** To do **
Pull out every line containing the string "label".

Stored data:

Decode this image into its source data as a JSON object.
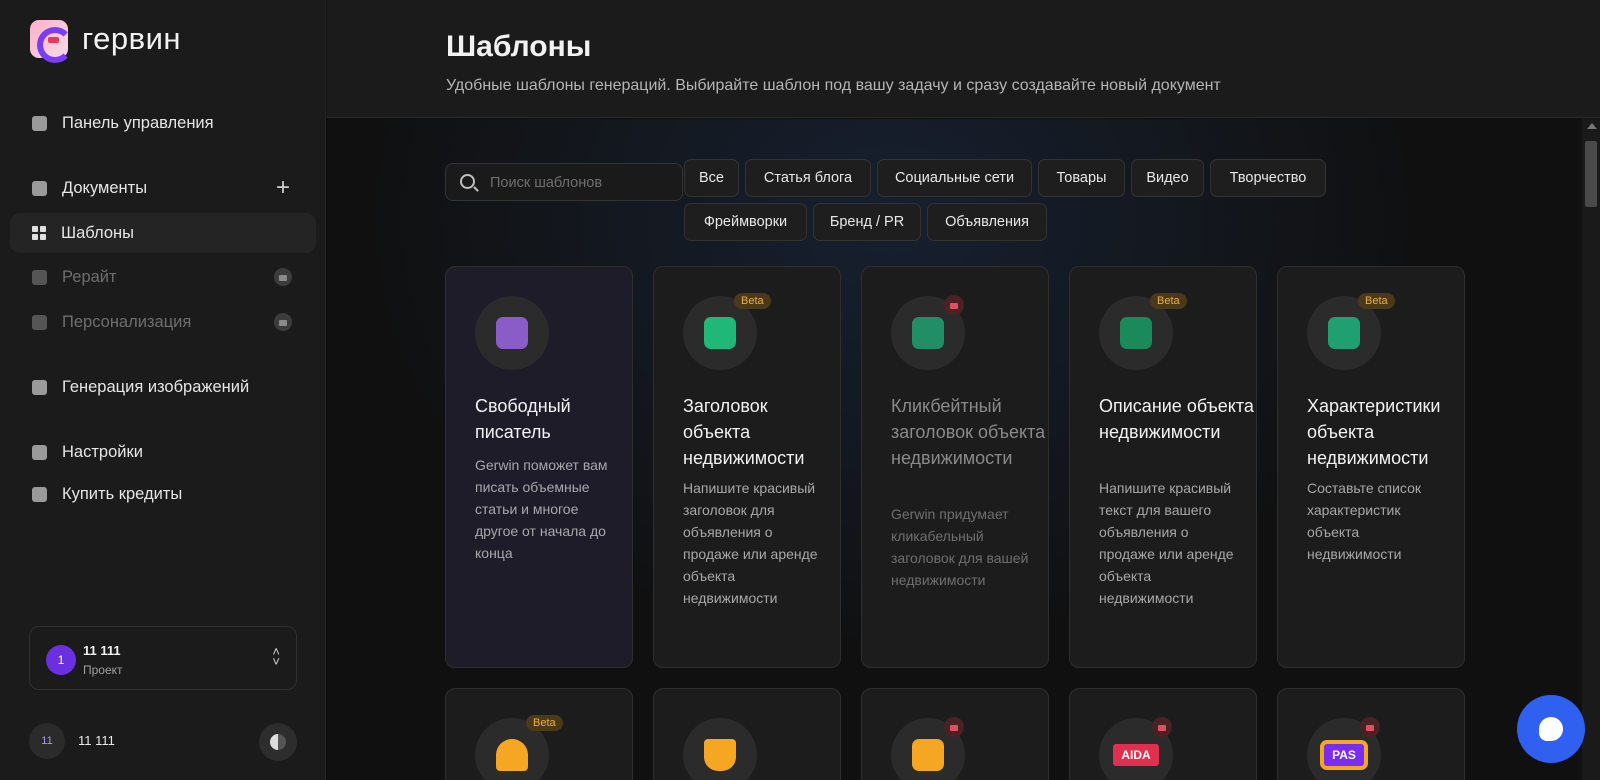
{
  "app": {
    "logo_text": "гервин"
  },
  "sidebar": {
    "items": [
      {
        "label": "Панель управления",
        "icon": "home-icon"
      },
      {
        "label": "Документы",
        "icon": "document-icon"
      },
      {
        "label": "Шаблоны",
        "icon": "grid-icon"
      },
      {
        "label": "Рерайт",
        "icon": "rewrite-icon",
        "locked": true
      },
      {
        "label": "Персонализация",
        "icon": "personalization-icon",
        "locked": true
      },
      {
        "label": "Генерация изображений",
        "icon": "image-icon"
      },
      {
        "label": "Настройки",
        "icon": "settings-icon"
      },
      {
        "label": "Купить кредиты",
        "icon": "dollar-icon"
      }
    ],
    "add_symbol": "+",
    "project": {
      "badge": "1",
      "name": "11 111",
      "label": "Проект"
    },
    "user": {
      "avatar": "11",
      "name": "11 111"
    }
  },
  "header": {
    "title": "Шаблоны",
    "subtitle": "Удобные шаблоны генераций. Выбирайте шаблон под вашу задачу и сразу создавайте новый документ"
  },
  "search": {
    "placeholder": "Поиск шаблонов",
    "value": ""
  },
  "filters": [
    "Все",
    "Статья блога",
    "Социальные сети",
    "Товары",
    "Видео",
    "Творчество",
    "Фреймворки",
    "Бренд / PR",
    "Объявления"
  ],
  "cards": [
    {
      "title": "Свободный писатель",
      "description": "Gerwin поможет вам писать объемные статьи и многое другое от начала до конца",
      "icon": "document-icon",
      "color": "#8a5cc8"
    },
    {
      "title": "Заголовок объекта недвижимости",
      "description": "Напишите красивый заголовок для объявления о продаже или аренде объекта недвижимости",
      "icon": "building-icon",
      "badge": "Beta",
      "color": "#20b878"
    },
    {
      "title": "Кликбейтный заголовок объекта недвижимости",
      "description": "Gerwin придумает кликабельный заголовок для вашей недвижимости",
      "icon": "building-icon",
      "locked": true,
      "color": "#20a070"
    },
    {
      "title": "Описание объекта недвижимости",
      "description": "Напишите красивый текст для вашего объявления о продаже или аренде объекта недвижимости",
      "icon": "house-icon",
      "badge": "Beta",
      "color": "#1a8a5a"
    },
    {
      "title": "Характеристики объекта недвижимости",
      "description": "Составьте список характеристик объекта недвижимости",
      "icon": "buildings-icon",
      "badge": "Beta",
      "color": "#20a070"
    }
  ],
  "cards_row2": [
    {
      "icon": "ghost-icon",
      "badge": "Beta",
      "color": "#f5a623"
    },
    {
      "icon": "basket-icon",
      "color": "#f5a623"
    },
    {
      "icon": "calendar-icon",
      "locked": true,
      "color": "#f5a623"
    },
    {
      "icon": "aida-icon",
      "label": "AIDA",
      "locked": true,
      "color": "#e03050"
    },
    {
      "icon": "pas-icon",
      "label": "PAS",
      "locked": true,
      "color": "#f5a623"
    }
  ],
  "colors": {
    "accent": "#6a30e0",
    "chat": "#2f60f0",
    "beta": "#f0b040",
    "lock": "#e05060"
  }
}
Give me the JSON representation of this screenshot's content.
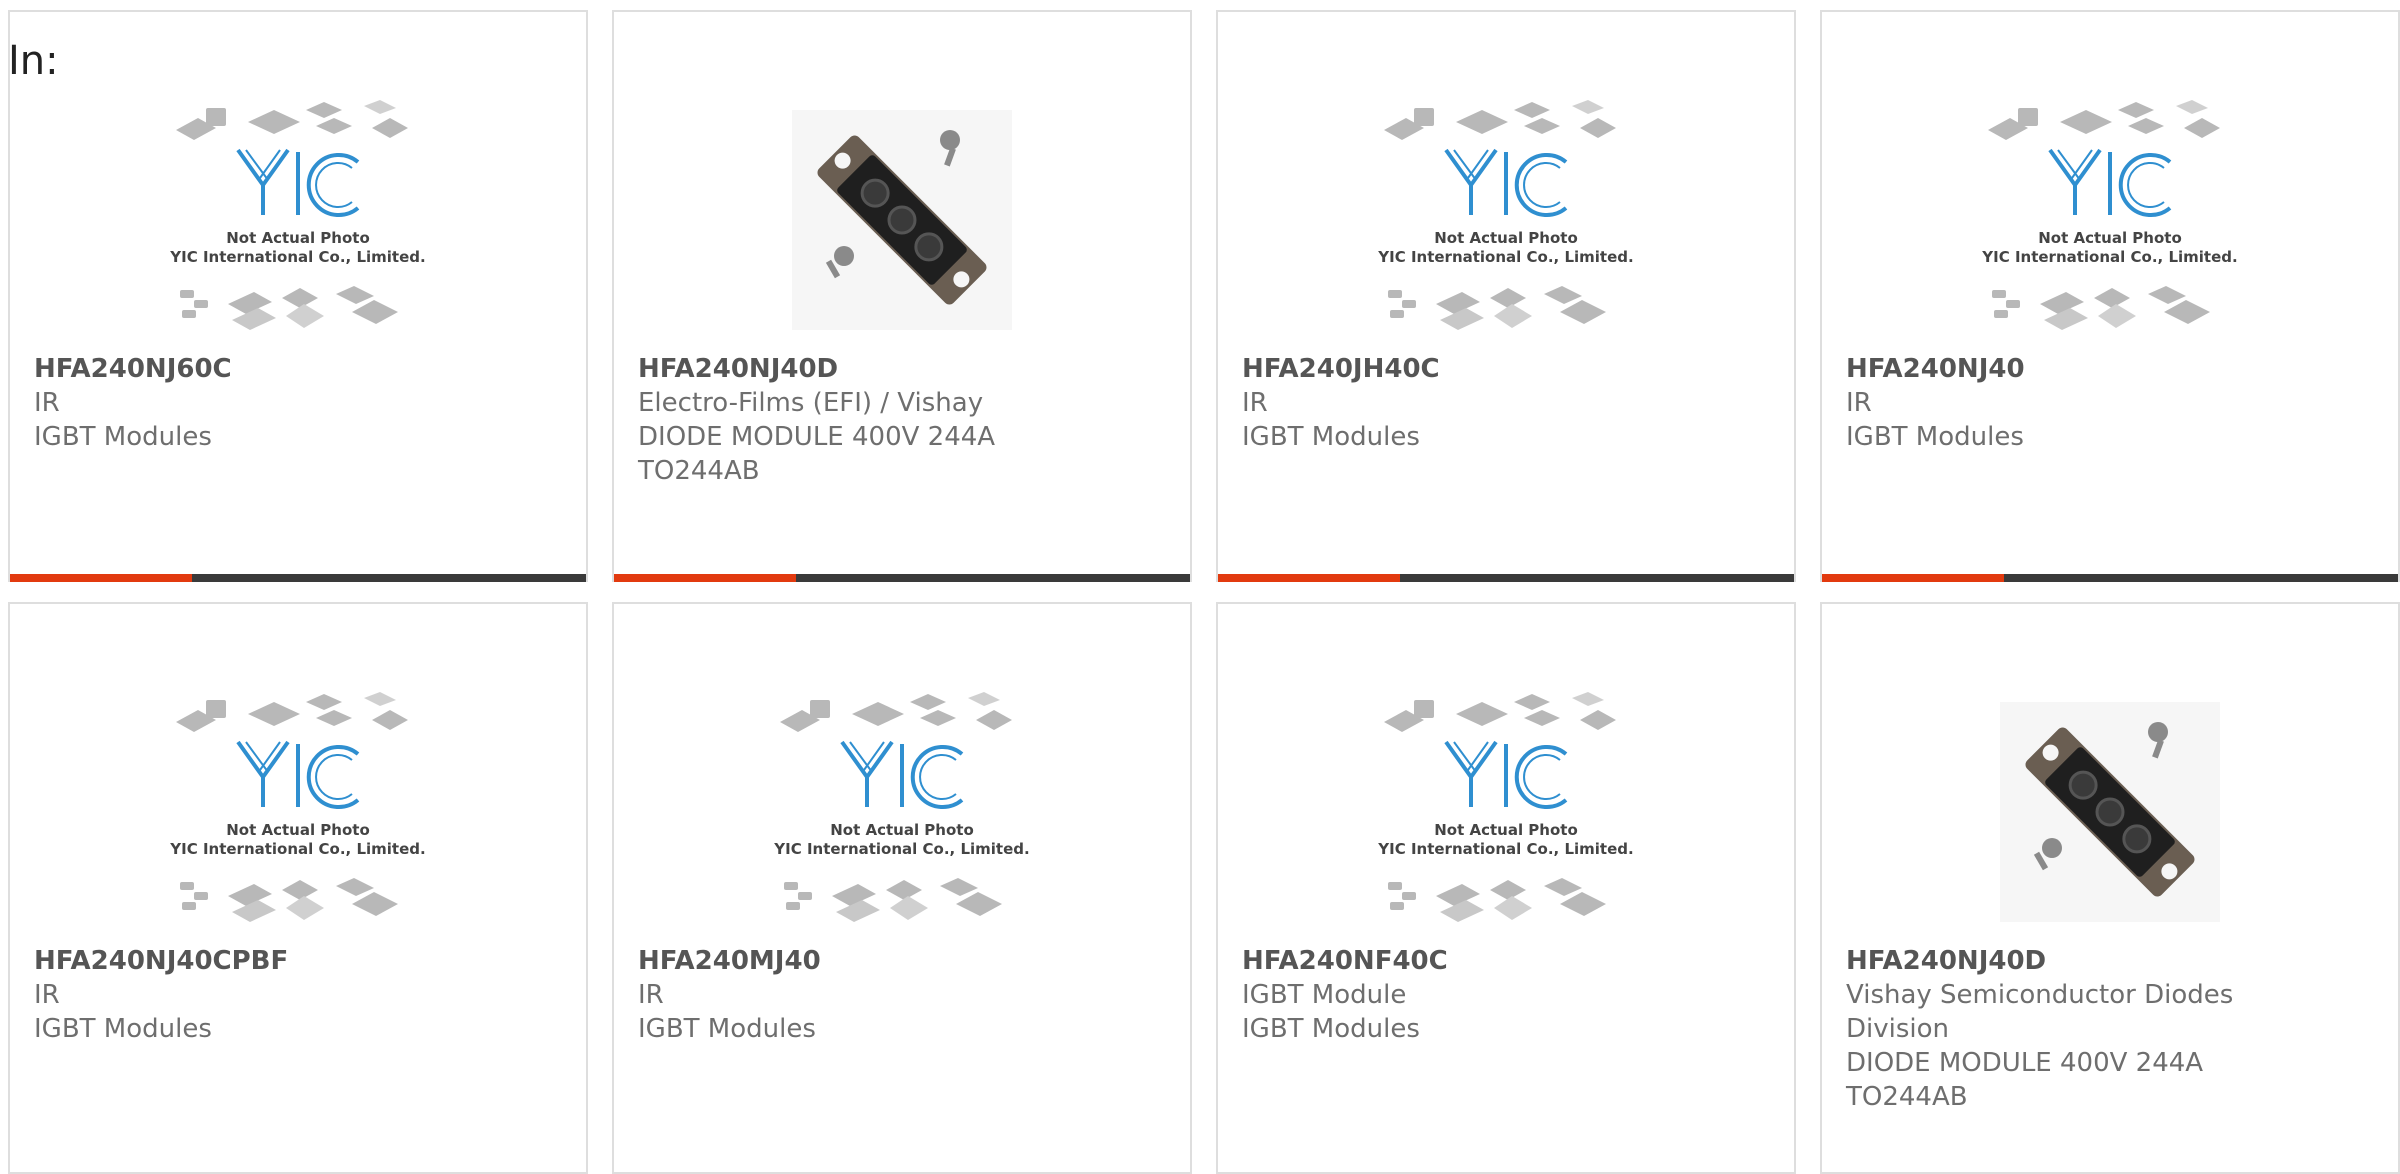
{
  "header": {
    "label": "In:"
  },
  "placeholder_image": {
    "line1": "Not Actual Photo",
    "line2": "YIC International Co., Limited.",
    "logo_text": "YIC"
  },
  "colors": {
    "accent": "#e23a0f",
    "bar_dark": "#3a3a3a",
    "logo_blue": "#2f8fd0",
    "chip_grey": "#b8b8b8"
  },
  "products": [
    {
      "part_number": "HFA240NJ60C",
      "lines": [
        "IR",
        "IGBT Modules"
      ],
      "image": "placeholder-logo-icon"
    },
    {
      "part_number": "HFA240NJ40D",
      "lines": [
        "Electro-Films (EFI) / Vishay",
        "DIODE MODULE 400V 244A",
        "TO244AB"
      ],
      "image": "diode-module-icon"
    },
    {
      "part_number": "HFA240JH40C",
      "lines": [
        "IR",
        "IGBT Modules"
      ],
      "image": "placeholder-logo-icon"
    },
    {
      "part_number": "HFA240NJ40",
      "lines": [
        "IR",
        "IGBT Modules"
      ],
      "image": "placeholder-logo-icon"
    },
    {
      "part_number": "HFA240NJ40CPBF",
      "lines": [
        "IR",
        "IGBT Modules"
      ],
      "image": "placeholder-logo-icon"
    },
    {
      "part_number": "HFA240MJ40",
      "lines": [
        "IR",
        "IGBT Modules"
      ],
      "image": "placeholder-logo-icon"
    },
    {
      "part_number": "HFA240NF40C",
      "lines": [
        "IGBT Module",
        "IGBT Modules"
      ],
      "image": "placeholder-logo-icon"
    },
    {
      "part_number": "HFA240NJ40D",
      "lines": [
        "Vishay Semiconductor Diodes",
        "Division",
        "DIODE MODULE 400V 244A",
        "TO244AB"
      ],
      "image": "diode-module-icon"
    }
  ]
}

** Worked solution **
        "label": "Панель управления",
        "label": "Документы",
        "label": "Шаблоны",
        "label": "Рерайт",
        "label": "Персонализация",
        "label": "Генерация изображений",
        "label": "Настройки",
        "label": "Купить кредиты",
      "label": "Проект"
      "label": "AIDA",
      "label": "PAS",
    "label": "In:"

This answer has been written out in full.